SHORT EXERCISE
Copy out all lines that hold "serie".

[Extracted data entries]
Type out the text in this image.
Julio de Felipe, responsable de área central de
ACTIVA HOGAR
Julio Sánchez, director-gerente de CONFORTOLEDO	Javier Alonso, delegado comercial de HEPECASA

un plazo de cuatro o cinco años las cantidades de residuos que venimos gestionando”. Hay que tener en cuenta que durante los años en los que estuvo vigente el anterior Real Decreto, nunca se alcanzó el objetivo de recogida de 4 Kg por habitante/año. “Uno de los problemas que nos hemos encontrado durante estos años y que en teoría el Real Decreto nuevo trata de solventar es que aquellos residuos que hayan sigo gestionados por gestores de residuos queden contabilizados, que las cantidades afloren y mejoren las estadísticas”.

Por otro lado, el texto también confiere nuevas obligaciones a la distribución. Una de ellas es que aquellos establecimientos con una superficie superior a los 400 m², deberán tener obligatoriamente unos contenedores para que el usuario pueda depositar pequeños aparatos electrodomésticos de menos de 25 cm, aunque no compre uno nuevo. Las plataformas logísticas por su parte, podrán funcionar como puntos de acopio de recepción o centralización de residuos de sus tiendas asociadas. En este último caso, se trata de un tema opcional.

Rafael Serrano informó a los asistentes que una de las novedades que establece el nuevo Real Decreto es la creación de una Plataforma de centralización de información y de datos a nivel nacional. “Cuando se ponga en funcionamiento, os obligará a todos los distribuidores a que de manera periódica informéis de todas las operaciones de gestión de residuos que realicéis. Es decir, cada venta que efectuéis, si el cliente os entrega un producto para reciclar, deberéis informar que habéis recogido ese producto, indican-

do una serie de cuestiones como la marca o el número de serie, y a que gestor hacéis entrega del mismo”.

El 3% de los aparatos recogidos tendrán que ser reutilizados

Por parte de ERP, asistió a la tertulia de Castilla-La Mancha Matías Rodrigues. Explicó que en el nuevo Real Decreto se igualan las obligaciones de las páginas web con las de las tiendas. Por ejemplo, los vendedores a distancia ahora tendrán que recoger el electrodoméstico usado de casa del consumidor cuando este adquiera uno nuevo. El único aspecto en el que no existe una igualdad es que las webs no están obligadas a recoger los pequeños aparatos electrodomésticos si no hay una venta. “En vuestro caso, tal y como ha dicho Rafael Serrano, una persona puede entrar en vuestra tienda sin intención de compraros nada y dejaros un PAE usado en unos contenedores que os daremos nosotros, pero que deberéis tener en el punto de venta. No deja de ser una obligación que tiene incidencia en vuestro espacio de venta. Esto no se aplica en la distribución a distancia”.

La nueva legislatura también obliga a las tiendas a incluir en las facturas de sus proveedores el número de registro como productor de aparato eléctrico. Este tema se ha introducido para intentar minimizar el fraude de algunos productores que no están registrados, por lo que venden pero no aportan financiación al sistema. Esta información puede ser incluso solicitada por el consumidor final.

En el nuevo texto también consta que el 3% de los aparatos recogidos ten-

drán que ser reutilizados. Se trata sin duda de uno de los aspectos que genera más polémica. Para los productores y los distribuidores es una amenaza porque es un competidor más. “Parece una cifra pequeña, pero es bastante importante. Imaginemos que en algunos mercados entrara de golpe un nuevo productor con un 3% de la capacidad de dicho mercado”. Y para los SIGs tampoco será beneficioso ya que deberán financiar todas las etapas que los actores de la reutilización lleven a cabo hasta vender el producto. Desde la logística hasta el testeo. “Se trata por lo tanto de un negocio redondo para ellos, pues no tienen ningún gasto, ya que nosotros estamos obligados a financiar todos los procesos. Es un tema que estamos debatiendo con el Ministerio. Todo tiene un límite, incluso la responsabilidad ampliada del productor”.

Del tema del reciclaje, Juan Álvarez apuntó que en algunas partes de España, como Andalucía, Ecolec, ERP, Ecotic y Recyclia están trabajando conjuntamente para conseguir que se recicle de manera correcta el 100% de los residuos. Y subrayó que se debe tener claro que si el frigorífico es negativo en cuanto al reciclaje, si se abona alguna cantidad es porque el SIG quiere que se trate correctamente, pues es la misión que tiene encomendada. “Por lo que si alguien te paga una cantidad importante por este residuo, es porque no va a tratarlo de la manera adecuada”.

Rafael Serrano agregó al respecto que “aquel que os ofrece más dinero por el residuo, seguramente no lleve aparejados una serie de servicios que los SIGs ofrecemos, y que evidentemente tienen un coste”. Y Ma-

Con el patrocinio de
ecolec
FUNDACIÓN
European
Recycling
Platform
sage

WRITTEN ANSWER
do una serie de cuestiones como la marca o el número de serie, y a que gestor hacéis entrega del mismo”.
Rafael Serrano agregó al respecto que “aquel que os ofrece más dinero por el residuo, seguramente no lleve aparejados una serie de servicios que los SIGs ofrecemos, y que evidentemente tienen un coste”. Y Ma-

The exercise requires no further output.